⟨
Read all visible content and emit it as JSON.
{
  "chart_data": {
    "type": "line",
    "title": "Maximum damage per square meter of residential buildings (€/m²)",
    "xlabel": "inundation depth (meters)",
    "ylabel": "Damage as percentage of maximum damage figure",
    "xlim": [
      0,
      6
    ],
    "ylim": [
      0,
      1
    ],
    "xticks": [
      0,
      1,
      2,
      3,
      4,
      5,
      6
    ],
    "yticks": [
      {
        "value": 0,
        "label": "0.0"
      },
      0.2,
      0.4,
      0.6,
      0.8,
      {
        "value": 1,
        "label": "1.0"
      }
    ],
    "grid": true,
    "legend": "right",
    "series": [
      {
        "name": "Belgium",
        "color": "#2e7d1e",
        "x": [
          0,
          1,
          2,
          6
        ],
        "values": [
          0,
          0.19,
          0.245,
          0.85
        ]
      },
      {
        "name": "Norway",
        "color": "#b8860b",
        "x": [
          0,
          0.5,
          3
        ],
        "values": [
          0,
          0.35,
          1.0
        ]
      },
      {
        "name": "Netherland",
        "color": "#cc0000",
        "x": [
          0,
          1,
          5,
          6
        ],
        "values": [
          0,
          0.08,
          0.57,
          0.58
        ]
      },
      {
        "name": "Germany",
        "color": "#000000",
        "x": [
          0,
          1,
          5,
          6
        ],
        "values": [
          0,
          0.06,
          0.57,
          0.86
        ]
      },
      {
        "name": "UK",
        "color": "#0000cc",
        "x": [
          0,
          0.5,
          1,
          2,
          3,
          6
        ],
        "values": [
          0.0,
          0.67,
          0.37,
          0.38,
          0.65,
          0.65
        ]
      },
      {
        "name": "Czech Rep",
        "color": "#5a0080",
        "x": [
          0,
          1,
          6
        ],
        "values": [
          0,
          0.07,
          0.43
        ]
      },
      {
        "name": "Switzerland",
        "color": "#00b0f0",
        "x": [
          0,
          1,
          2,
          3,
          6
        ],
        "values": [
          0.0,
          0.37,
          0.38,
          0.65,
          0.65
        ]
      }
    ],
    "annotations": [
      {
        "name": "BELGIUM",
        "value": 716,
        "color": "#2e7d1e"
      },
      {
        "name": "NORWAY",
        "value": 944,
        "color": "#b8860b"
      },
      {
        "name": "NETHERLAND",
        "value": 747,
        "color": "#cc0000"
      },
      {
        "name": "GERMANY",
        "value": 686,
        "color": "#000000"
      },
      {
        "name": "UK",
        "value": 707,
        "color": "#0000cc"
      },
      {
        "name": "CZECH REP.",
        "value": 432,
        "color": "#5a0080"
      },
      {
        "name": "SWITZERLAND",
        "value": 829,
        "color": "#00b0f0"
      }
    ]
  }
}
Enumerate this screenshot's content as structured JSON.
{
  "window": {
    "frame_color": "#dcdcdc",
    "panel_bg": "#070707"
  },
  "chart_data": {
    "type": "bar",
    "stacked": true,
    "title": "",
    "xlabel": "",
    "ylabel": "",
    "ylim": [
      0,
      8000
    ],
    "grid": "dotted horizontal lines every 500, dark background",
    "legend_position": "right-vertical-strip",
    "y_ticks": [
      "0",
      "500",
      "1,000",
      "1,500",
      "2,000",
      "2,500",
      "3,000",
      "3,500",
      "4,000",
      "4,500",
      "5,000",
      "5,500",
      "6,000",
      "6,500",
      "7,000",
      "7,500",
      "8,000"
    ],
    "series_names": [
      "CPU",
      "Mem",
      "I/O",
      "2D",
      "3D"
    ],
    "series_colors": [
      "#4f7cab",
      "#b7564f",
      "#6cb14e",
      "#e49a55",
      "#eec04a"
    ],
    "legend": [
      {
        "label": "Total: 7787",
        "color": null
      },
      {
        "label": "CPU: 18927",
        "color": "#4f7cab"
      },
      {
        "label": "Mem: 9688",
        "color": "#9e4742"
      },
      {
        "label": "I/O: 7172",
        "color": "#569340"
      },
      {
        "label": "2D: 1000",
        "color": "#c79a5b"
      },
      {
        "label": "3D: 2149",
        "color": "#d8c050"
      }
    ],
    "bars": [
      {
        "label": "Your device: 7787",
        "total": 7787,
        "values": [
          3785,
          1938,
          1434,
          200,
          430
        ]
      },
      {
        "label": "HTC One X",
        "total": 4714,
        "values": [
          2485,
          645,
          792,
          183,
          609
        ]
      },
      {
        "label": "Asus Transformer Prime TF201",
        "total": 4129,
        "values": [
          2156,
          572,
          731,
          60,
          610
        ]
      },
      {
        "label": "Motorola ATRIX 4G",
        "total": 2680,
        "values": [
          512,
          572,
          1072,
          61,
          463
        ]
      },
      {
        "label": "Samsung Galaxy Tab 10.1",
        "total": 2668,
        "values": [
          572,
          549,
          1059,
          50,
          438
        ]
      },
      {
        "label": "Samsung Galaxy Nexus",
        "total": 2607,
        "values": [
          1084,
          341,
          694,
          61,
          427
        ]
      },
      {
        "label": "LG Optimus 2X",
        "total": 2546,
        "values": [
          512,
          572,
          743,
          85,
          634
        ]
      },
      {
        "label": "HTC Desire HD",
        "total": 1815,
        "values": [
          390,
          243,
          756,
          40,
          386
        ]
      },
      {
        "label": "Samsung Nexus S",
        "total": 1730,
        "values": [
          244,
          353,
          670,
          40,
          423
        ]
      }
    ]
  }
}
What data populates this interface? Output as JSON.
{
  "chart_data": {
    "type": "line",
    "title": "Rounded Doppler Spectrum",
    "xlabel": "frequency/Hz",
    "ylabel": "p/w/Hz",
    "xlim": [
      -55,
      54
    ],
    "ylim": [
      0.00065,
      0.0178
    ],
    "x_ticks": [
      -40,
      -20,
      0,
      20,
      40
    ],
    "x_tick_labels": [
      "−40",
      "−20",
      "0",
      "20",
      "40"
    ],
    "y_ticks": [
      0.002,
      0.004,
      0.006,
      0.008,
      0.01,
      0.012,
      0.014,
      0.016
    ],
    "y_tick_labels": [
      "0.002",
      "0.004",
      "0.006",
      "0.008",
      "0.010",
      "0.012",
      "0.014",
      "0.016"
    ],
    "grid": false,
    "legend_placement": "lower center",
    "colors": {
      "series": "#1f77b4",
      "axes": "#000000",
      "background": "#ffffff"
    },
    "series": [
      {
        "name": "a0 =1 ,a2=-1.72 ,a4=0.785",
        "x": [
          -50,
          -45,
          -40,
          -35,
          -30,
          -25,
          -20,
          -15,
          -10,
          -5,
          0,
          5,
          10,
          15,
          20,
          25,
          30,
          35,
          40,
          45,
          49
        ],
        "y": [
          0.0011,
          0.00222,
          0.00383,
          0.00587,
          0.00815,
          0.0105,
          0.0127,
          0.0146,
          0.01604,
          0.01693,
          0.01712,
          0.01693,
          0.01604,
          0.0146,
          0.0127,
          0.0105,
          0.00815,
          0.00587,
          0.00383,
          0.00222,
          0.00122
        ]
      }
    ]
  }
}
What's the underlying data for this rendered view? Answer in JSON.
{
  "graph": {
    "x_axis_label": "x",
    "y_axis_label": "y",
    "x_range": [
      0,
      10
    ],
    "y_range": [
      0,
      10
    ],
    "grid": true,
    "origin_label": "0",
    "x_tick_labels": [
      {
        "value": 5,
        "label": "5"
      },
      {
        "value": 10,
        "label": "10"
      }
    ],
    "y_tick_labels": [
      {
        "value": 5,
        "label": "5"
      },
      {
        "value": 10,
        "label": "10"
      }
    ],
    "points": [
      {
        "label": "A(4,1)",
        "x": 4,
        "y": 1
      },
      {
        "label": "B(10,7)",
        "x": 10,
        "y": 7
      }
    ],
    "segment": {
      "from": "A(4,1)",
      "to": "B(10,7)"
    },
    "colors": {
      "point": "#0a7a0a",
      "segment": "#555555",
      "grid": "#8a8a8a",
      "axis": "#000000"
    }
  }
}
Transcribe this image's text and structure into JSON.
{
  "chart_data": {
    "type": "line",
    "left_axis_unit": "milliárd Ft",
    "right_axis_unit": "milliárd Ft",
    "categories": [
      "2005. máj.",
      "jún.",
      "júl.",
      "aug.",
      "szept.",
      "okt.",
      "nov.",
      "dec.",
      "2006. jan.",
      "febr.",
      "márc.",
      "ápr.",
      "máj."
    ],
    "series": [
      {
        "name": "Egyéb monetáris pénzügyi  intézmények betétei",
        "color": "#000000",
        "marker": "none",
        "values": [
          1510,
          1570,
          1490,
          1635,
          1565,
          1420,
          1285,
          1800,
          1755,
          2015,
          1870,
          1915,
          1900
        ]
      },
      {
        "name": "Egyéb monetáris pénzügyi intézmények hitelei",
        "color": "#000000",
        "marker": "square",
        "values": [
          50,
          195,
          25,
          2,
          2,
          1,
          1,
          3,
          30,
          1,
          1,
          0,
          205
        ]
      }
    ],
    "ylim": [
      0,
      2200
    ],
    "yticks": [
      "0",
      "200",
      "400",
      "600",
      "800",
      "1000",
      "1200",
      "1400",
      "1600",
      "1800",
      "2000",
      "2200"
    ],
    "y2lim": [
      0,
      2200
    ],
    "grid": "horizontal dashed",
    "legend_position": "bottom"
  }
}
⟩
**GOAL OF THE EXERCISE:**
Find the string "Nexus" in the listing and return every line that holds it.

**RIGHT ANSWER:**
        "label": "Samsung Galaxy Nexus",
        "label": "Samsung Nexus S",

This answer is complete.